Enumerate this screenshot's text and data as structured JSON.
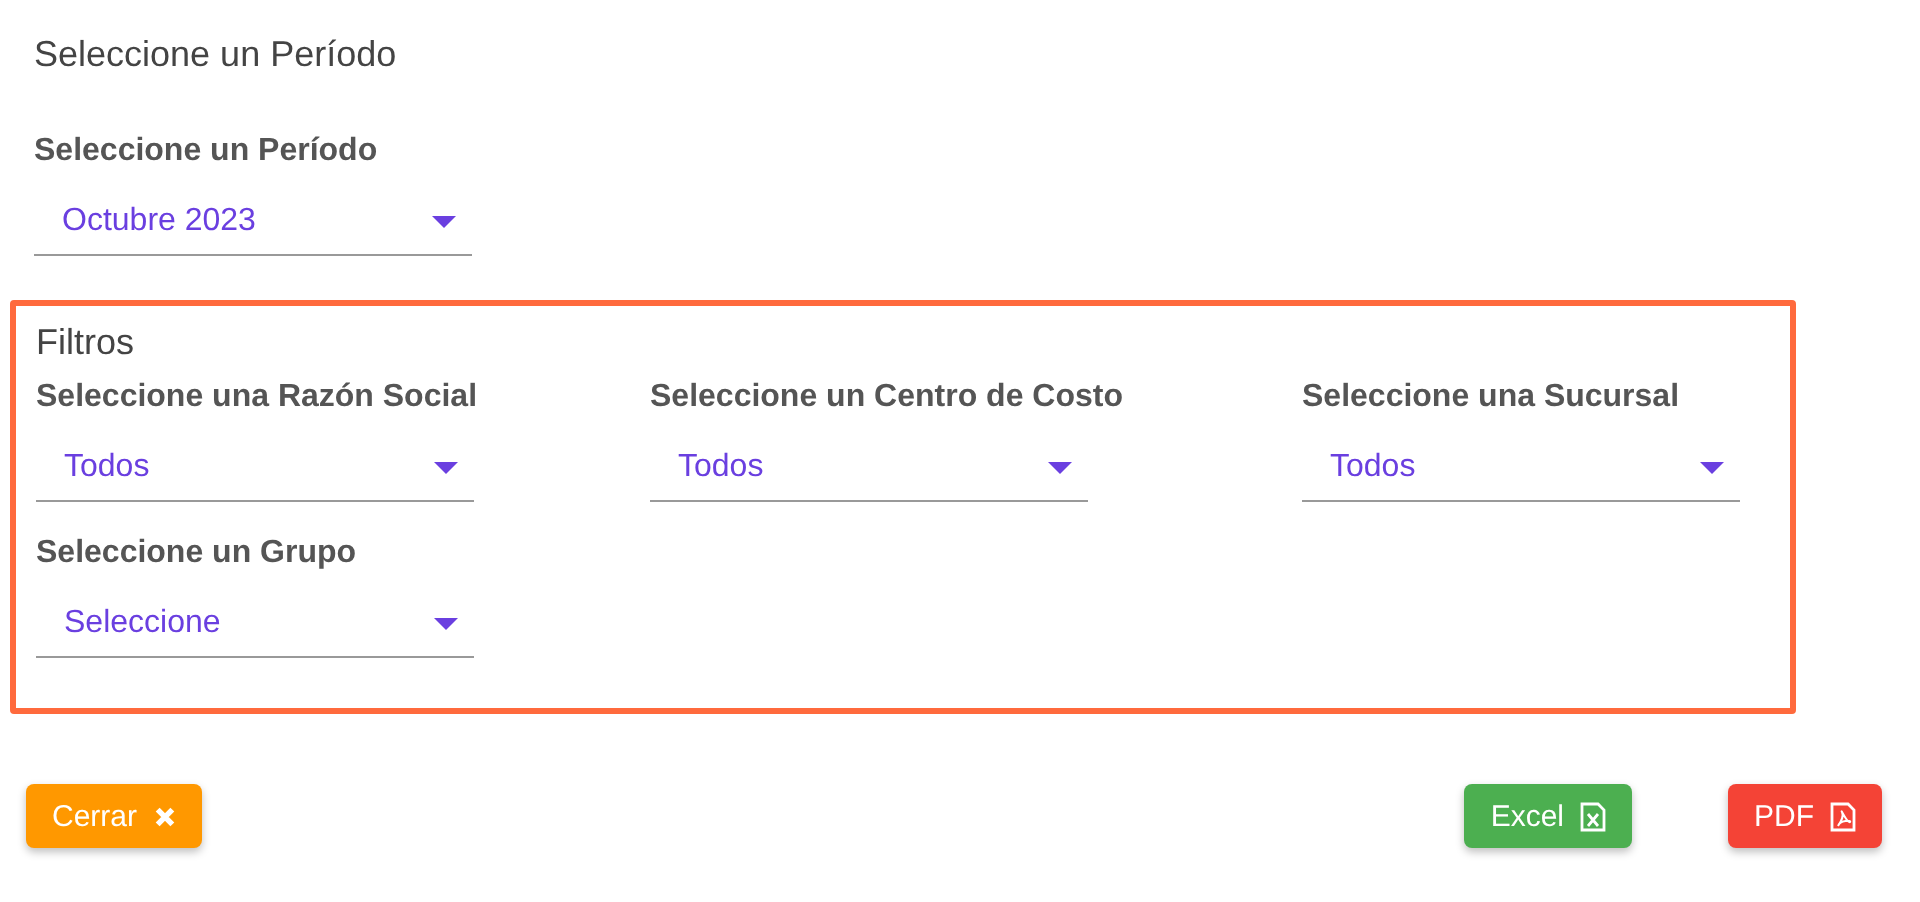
{
  "title": "Seleccione un Período",
  "period": {
    "label": "Seleccione un Período",
    "value": "Octubre 2023"
  },
  "filters": {
    "title": "Filtros",
    "selects": [
      {
        "label": "Seleccione una Razón Social",
        "value": "Todos"
      },
      {
        "label": "Seleccione un Centro de Costo",
        "value": "Todos"
      },
      {
        "label": "Seleccione una Sucursal",
        "value": "Todos"
      },
      {
        "label": "Seleccione un Grupo",
        "value": "Seleccione"
      }
    ]
  },
  "buttons": [
    {
      "label": "Cerrar",
      "kind": "close"
    },
    {
      "label": "Excel",
      "kind": "excel"
    },
    {
      "label": "PDF",
      "kind": "pdf"
    }
  ]
}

* _EXERCISE DETAILS_
Write out the whole listing again, exactly, with no pictures.

* _TASK SOLUTION_
Enumerate this screenshot's text and data as structured JSON.
{
  "title": "Seleccione un Período",
  "period": {
    "label": "Seleccione un Período",
    "value": "Octubre 2023"
  },
  "filters": {
    "title": "Filtros",
    "selects": [
      {
        "label": "Seleccione una Razón Social",
        "value": "Todos"
      },
      {
        "label": "Seleccione un Centro de Costo",
        "value": "Todos"
      },
      {
        "label": "Seleccione una Sucursal",
        "value": "Todos"
      },
      {
        "label": "Seleccione un Grupo",
        "value": "Seleccione"
      }
    ]
  },
  "buttons": [
    {
      "label": "Cerrar",
      "kind": "close"
    },
    {
      "label": "Excel",
      "kind": "excel"
    },
    {
      "label": "PDF",
      "kind": "pdf"
    }
  ]
}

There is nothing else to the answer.